#### Written problem:
Copy nothing but the text: reproduce each line of the listing exactly and leave the pictures out.

#### Rows:
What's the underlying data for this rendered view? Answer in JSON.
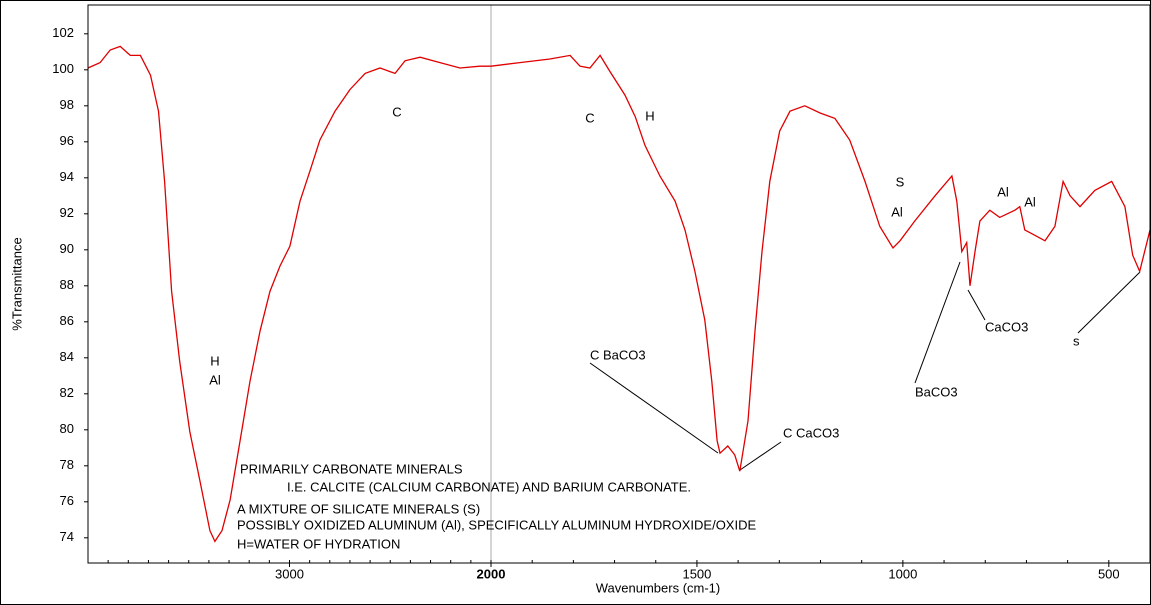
{
  "chart_data": {
    "type": "line",
    "x_label": "Wavenumbers (cm-1)",
    "y_label": "%Transmittance",
    "xlim": [
      4000,
      400
    ],
    "x_break": 2000,
    "xticks": [
      3000,
      2000,
      1500,
      1000,
      500
    ],
    "ylim": [
      72.6,
      103.6
    ],
    "yticks": [
      74,
      76,
      78,
      80,
      82,
      84,
      86,
      88,
      90,
      92,
      94,
      96,
      98,
      100,
      102
    ],
    "color": "#e00000",
    "x": [
      4000,
      3940,
      3890,
      3840,
      3790,
      3740,
      3690,
      3650,
      3620,
      3585,
      3545,
      3495,
      3445,
      3395,
      3370,
      3335,
      3295,
      3245,
      3196,
      3146,
      3097,
      3047,
      2998,
      2948,
      2898,
      2849,
      2774,
      2700,
      2625,
      2551,
      2501,
      2476,
      2427,
      2352,
      2253,
      2154,
      2055,
      2000,
      1930,
      1857,
      1808,
      1784,
      1760,
      1735,
      1711,
      1675,
      1650,
      1626,
      1590,
      1553,
      1529,
      1505,
      1481,
      1464,
      1451,
      1444,
      1425,
      1408,
      1396,
      1376,
      1359,
      1342,
      1323,
      1299,
      1274,
      1238,
      1201,
      1165,
      1129,
      1092,
      1056,
      1024,
      1007,
      971,
      922,
      881,
      869,
      857,
      845,
      837,
      825,
      813,
      789,
      765,
      728,
      716,
      704,
      679,
      655,
      631,
      611,
      594,
      570,
      534,
      493,
      461,
      442,
      425,
      400
    ],
    "values": [
      100.1,
      100.4,
      101.1,
      101.3,
      100.8,
      100.8,
      99.7,
      97.7,
      93.8,
      87.7,
      83.8,
      79.9,
      77.2,
      74.4,
      73.8,
      74.4,
      76.1,
      79.4,
      82.7,
      85.5,
      87.7,
      89.1,
      90.2,
      92.7,
      94.4,
      96.1,
      97.7,
      98.9,
      99.8,
      100.1,
      99.9,
      99.8,
      100.5,
      100.7,
      100.4,
      100.1,
      100.2,
      100.2,
      100.4,
      100.6,
      100.8,
      100.2,
      100.1,
      100.8,
      99.9,
      98.6,
      97.4,
      95.8,
      94.1,
      92.7,
      91.1,
      88.8,
      86.1,
      82.7,
      79.4,
      78.7,
      79.1,
      78.6,
      77.7,
      80.5,
      85.5,
      89.9,
      93.8,
      96.6,
      97.7,
      98.0,
      97.6,
      97.3,
      96.1,
      93.8,
      91.3,
      90.1,
      90.5,
      91.6,
      93.0,
      94.1,
      92.7,
      89.9,
      90.4,
      88.0,
      89.9,
      91.6,
      92.2,
      91.8,
      92.2,
      92.4,
      91.1,
      90.8,
      90.5,
      91.3,
      93.8,
      93.0,
      92.4,
      93.3,
      93.8,
      92.4,
      89.7,
      88.8,
      91.1
    ],
    "annotations": [
      "C",
      "C",
      "H",
      "S",
      "Al",
      "Al",
      "Al",
      "H",
      "Al",
      "C BaCO3",
      "C CaCO3",
      "BaCO3",
      "CaCO3",
      "s",
      "PRIMARILY CARBONATE MINERALS",
      "I.E. CALCITE (CALCIUM CARBONATE) AND BARIUM CARBONATE.",
      "A MIXTURE OF SILICATE MINERALS (S)",
      "POSSIBLY OXIDIZED ALUMINUM (Al), SPECIFICALLY ALUMINUM HYDROXIDE/OXIDE",
      "H=WATER OF HYDRATION"
    ]
  }
}
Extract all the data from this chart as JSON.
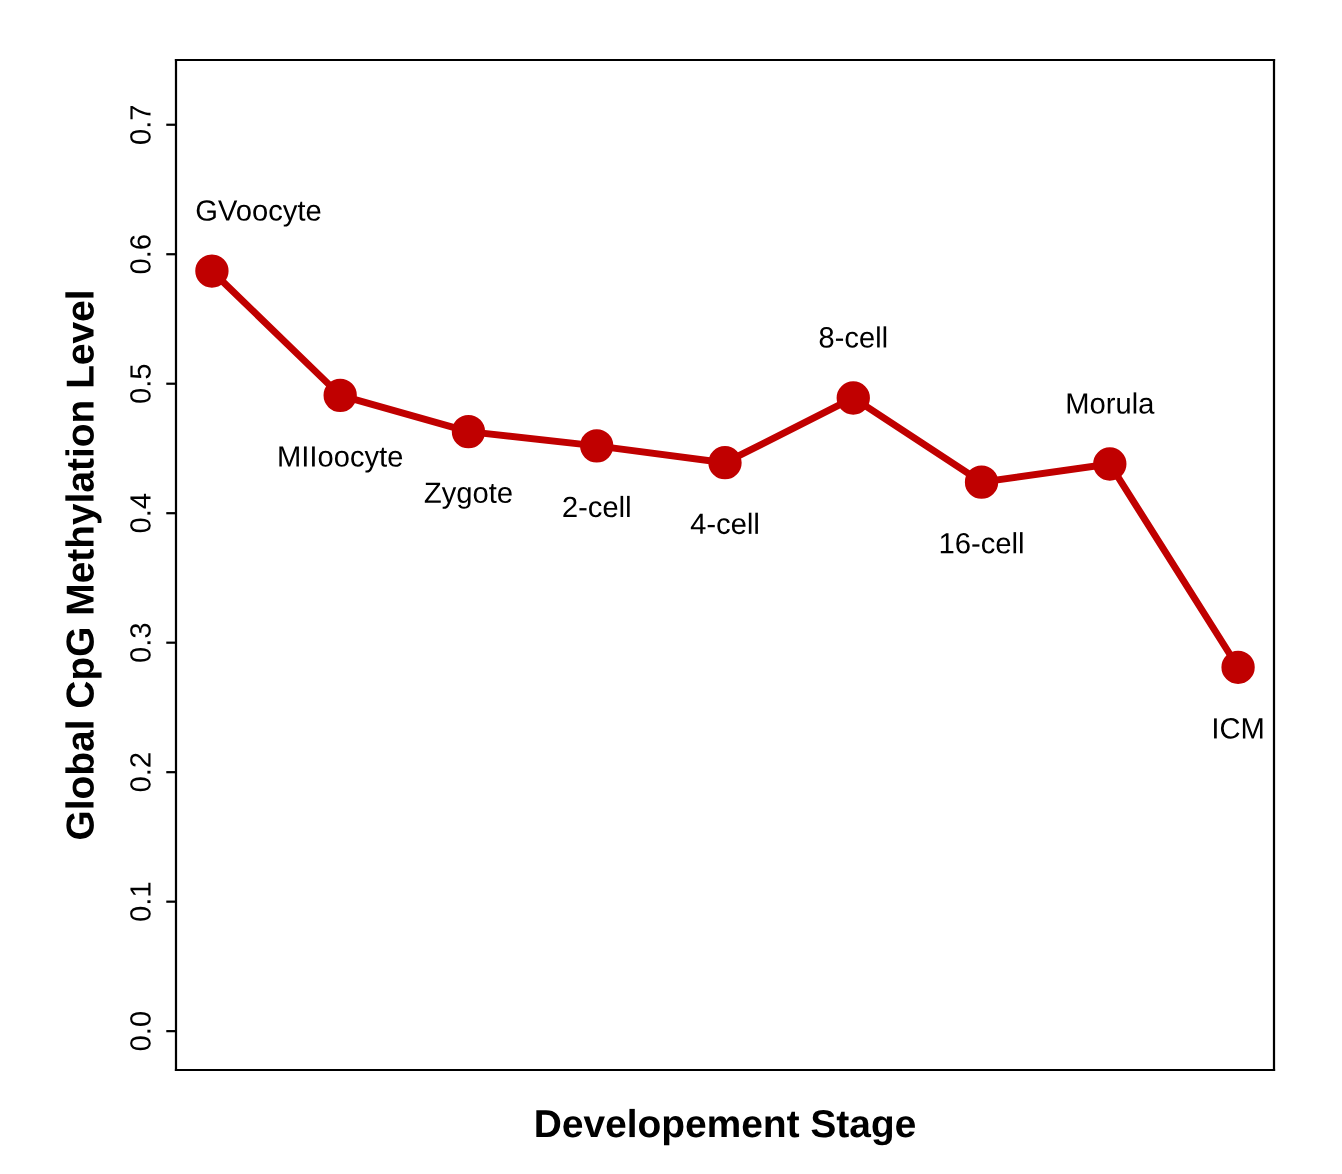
{
  "chart_data": {
    "type": "line",
    "xlabel": "Developement Stage",
    "ylabel": "Global CpG Methylation Level",
    "categories": [
      "GVoocyte",
      "MIIoocyte",
      "Zygote",
      "2-cell",
      "4-cell",
      "8-cell",
      "16-cell",
      "Morula",
      "ICM"
    ],
    "series": [
      {
        "color": "#c00000",
        "values": [
          0.587,
          0.491,
          0.463,
          0.452,
          0.439,
          0.489,
          0.424,
          0.438,
          0.281
        ]
      }
    ],
    "ylim": [
      -0.03,
      0.75
    ],
    "yticks": [
      {
        "value": 0,
        "label": "0.0"
      },
      0.1,
      0.2,
      0.3,
      0.4,
      0.5,
      0.6,
      0.7
    ],
    "tick_labels": "y",
    "marker": "circle",
    "line_style": "solid",
    "grid": false,
    "legend": false
  }
}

#### Output for this task:
What's the underlying data for this rendered view? Answer in JSON.
{
  "chart_data": {
    "type": "line",
    "x_label": "Wavenumbers (cm-1)",
    "y_label": "%Transmittance",
    "xlim": [
      4000,
      400
    ],
    "x_break": 2000,
    "xticks": [
      3000,
      2000,
      1500,
      1000,
      500
    ],
    "ylim": [
      72.6,
      103.6
    ],
    "yticks": [
      74,
      76,
      78,
      80,
      82,
      84,
      86,
      88,
      90,
      92,
      94,
      96,
      98,
      100,
      102
    ],
    "color": "#e00000",
    "x": [
      4000,
      3940,
      3890,
      3840,
      3790,
      3740,
      3690,
      3650,
      3620,
      3585,
      3545,
      3495,
      3445,
      3395,
      3370,
      3335,
      3295,
      3245,
      3196,
      3146,
      3097,
      3047,
      2998,
      2948,
      2898,
      2849,
      2774,
      2700,
      2625,
      2551,
      2501,
      2476,
      2427,
      2352,
      2253,
      2154,
      2055,
      2000,
      1930,
      1857,
      1808,
      1784,
      1760,
      1735,
      1711,
      1675,
      1650,
      1626,
      1590,
      1553,
      1529,
      1505,
      1481,
      1464,
      1451,
      1444,
      1425,
      1408,
      1396,
      1376,
      1359,
      1342,
      1323,
      1299,
      1274,
      1238,
      1201,
      1165,
      1129,
      1092,
      1056,
      1024,
      1007,
      971,
      922,
      881,
      869,
      857,
      845,
      837,
      825,
      813,
      789,
      765,
      728,
      716,
      704,
      679,
      655,
      631,
      611,
      594,
      570,
      534,
      493,
      461,
      442,
      425,
      400
    ],
    "values": [
      100.1,
      100.4,
      101.1,
      101.3,
      100.8,
      100.8,
      99.7,
      97.7,
      93.8,
      87.7,
      83.8,
      79.9,
      77.2,
      74.4,
      73.8,
      74.4,
      76.1,
      79.4,
      82.7,
      85.5,
      87.7,
      89.1,
      90.2,
      92.7,
      94.4,
      96.1,
      97.7,
      98.9,
      99.8,
      100.1,
      99.9,
      99.8,
      100.5,
      100.7,
      100.4,
      100.1,
      100.2,
      100.2,
      100.4,
      100.6,
      100.8,
      100.2,
      100.1,
      100.8,
      99.9,
      98.6,
      97.4,
      95.8,
      94.1,
      92.7,
      91.1,
      88.8,
      86.1,
      82.7,
      79.4,
      78.7,
      79.1,
      78.6,
      77.7,
      80.5,
      85.5,
      89.9,
      93.8,
      96.6,
      97.7,
      98.0,
      97.6,
      97.3,
      96.1,
      93.8,
      91.3,
      90.1,
      90.5,
      91.6,
      93.0,
      94.1,
      92.7,
      89.9,
      90.4,
      88.0,
      89.9,
      91.6,
      92.2,
      91.8,
      92.2,
      92.4,
      91.1,
      90.8,
      90.5,
      91.3,
      93.8,
      93.0,
      92.4,
      93.3,
      93.8,
      92.4,
      89.7,
      88.8,
      91.1
    ],
    "annotations": [
      "C",
      "C",
      "H",
      "S",
      "Al",
      "Al",
      "Al",
      "H",
      "Al",
      "C BaCO3",
      "C CaCO3",
      "BaCO3",
      "CaCO3",
      "s",
      "PRIMARILY CARBONATE MINERALS",
      "I.E. CALCITE (CALCIUM CARBONATE) AND BARIUM CARBONATE.",
      "A MIXTURE OF SILICATE MINERALS (S)",
      "POSSIBLY OXIDIZED ALUMINUM (Al), SPECIFICALLY ALUMINUM HYDROXIDE/OXIDE",
      "H=WATER OF HYDRATION"
    ]
  }
}
Extract all the data from this chart as JSON.
{
  "chart_data": {
    "type": "line",
    "xlabel": "Developement Stage",
    "ylabel": "Global CpG Methylation Level",
    "categories": [
      "GVoocyte",
      "MIIoocyte",
      "Zygote",
      "2-cell",
      "4-cell",
      "8-cell",
      "16-cell",
      "Morula",
      "ICM"
    ],
    "series": [
      {
        "color": "#c00000",
        "values": [
          0.587,
          0.491,
          0.463,
          0.452,
          0.439,
          0.489,
          0.424,
          0.438,
          0.281
        ]
      }
    ],
    "ylim": [
      -0.03,
      0.75
    ],
    "yticks": [
      {
        "value": 0,
        "label": "0.0"
      },
      0.1,
      0.2,
      0.3,
      0.4,
      0.5,
      0.6,
      0.7
    ],
    "tick_labels": "y",
    "marker": "circle",
    "line_style": "solid",
    "grid": false,
    "legend": false
  }
}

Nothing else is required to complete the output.